Goal
Pick out the lines containing "page".

━━━━━ Exercise data ━━━━━

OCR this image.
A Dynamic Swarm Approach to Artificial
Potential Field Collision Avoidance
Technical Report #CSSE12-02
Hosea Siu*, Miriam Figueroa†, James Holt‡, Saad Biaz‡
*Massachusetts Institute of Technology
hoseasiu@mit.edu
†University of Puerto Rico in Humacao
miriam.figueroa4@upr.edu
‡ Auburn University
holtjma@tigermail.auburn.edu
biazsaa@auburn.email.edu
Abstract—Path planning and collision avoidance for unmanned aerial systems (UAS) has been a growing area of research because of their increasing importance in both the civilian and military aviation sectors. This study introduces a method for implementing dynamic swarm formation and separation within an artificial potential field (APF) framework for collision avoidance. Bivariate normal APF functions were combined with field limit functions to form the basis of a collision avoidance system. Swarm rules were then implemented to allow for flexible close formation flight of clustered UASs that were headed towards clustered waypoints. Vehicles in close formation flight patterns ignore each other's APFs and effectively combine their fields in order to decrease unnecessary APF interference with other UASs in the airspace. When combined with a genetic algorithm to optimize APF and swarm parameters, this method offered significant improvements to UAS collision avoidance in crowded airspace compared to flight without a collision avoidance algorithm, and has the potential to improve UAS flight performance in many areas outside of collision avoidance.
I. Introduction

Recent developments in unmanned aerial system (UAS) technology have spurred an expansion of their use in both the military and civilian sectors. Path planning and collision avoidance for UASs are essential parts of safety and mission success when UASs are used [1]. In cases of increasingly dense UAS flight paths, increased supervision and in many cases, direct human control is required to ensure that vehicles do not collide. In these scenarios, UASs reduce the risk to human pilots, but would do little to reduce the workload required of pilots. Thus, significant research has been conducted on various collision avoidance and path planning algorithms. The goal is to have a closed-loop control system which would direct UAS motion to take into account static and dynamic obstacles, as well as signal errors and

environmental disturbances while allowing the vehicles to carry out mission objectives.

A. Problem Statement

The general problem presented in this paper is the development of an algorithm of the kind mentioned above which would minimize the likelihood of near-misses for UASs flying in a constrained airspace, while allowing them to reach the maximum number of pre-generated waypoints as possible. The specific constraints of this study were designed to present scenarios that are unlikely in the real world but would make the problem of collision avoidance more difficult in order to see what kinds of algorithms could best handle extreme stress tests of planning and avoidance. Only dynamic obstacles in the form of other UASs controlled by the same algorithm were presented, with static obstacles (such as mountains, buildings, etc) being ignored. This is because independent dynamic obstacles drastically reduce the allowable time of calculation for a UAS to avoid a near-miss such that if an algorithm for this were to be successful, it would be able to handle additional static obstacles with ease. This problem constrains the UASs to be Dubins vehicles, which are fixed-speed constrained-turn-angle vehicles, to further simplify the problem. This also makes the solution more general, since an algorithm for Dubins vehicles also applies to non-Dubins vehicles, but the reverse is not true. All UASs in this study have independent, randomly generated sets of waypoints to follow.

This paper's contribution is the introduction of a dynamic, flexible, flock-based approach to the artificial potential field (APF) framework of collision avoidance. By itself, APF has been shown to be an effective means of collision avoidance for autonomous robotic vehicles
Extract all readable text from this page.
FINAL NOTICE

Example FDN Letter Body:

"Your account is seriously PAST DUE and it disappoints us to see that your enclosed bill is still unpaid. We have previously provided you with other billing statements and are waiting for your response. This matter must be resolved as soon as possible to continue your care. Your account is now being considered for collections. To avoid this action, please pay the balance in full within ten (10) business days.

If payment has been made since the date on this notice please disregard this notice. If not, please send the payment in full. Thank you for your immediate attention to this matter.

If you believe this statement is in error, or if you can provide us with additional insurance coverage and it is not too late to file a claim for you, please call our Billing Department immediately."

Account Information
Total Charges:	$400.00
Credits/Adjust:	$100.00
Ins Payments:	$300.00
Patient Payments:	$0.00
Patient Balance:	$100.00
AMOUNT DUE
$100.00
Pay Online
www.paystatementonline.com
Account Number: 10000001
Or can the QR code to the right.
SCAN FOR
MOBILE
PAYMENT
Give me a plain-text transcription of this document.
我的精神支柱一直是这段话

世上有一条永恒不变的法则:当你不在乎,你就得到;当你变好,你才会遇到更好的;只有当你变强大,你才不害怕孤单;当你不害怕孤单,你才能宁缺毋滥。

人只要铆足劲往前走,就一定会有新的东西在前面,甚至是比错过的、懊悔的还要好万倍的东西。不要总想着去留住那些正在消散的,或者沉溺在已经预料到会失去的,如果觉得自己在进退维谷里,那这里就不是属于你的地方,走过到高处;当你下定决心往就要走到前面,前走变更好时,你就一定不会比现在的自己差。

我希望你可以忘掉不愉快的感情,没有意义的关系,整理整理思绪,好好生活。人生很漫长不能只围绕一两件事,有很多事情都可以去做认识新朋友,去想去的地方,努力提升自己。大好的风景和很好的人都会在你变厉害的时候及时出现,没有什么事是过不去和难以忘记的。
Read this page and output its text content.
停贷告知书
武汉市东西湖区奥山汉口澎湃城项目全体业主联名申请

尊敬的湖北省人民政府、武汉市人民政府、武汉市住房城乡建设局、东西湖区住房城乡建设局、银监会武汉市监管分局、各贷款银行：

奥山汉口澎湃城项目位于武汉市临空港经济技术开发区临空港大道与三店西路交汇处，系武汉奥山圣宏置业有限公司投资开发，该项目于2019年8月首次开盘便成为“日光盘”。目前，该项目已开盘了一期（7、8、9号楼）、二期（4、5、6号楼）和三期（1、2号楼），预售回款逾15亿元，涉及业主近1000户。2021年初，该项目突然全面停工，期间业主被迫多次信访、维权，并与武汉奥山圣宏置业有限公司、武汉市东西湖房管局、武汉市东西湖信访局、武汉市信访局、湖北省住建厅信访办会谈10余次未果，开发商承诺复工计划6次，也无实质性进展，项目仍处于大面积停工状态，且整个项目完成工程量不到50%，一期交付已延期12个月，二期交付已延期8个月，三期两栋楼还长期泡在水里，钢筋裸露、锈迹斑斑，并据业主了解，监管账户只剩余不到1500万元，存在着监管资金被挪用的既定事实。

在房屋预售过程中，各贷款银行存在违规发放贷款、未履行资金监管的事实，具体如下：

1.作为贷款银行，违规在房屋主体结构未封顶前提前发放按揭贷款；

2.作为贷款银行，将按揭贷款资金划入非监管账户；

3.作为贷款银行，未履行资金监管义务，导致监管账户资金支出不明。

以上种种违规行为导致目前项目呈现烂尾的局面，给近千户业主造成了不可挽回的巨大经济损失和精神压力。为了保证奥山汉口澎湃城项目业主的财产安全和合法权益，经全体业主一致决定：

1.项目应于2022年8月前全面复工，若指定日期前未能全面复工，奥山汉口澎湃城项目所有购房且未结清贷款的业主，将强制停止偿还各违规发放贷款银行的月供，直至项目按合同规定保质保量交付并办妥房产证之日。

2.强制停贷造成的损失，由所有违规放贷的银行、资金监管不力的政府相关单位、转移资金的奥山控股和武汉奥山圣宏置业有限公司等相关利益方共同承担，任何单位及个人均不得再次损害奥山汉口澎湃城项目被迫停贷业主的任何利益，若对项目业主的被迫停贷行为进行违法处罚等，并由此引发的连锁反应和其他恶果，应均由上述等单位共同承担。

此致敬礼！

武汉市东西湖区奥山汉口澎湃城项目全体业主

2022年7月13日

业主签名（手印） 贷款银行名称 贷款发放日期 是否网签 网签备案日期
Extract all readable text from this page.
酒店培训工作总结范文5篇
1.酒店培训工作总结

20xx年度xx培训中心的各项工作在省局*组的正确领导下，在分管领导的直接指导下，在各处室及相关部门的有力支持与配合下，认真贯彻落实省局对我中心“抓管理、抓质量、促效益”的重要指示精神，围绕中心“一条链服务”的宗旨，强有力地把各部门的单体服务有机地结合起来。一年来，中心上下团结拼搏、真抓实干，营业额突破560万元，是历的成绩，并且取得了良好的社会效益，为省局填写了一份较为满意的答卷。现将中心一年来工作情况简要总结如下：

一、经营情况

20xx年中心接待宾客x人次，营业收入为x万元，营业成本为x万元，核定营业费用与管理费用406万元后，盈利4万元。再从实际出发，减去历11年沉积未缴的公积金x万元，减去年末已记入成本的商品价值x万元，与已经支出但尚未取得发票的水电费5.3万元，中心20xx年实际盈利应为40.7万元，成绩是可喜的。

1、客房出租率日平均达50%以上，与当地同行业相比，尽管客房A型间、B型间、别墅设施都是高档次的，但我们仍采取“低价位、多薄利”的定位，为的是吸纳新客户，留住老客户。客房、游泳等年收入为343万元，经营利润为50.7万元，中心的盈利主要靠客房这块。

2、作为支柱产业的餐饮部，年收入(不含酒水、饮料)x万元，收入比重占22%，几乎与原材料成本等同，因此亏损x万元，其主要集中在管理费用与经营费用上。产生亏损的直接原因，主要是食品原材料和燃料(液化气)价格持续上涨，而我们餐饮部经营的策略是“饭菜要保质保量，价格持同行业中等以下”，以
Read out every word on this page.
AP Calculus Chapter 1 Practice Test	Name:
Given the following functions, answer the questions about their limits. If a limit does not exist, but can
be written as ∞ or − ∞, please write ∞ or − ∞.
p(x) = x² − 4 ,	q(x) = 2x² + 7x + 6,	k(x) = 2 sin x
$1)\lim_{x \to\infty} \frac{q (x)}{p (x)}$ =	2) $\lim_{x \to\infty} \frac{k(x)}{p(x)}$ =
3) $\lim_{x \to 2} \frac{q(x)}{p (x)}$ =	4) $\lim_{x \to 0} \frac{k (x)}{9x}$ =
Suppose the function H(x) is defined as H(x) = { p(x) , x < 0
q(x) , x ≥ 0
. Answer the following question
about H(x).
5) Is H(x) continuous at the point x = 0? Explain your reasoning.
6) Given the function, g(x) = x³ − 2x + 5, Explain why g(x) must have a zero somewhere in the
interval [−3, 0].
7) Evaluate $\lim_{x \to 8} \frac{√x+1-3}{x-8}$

━━━━━

Answer to this task
Extract all readable text from this page.
Read this page and output its text content.
Extract all readable text from this page.
Read out every word on this page.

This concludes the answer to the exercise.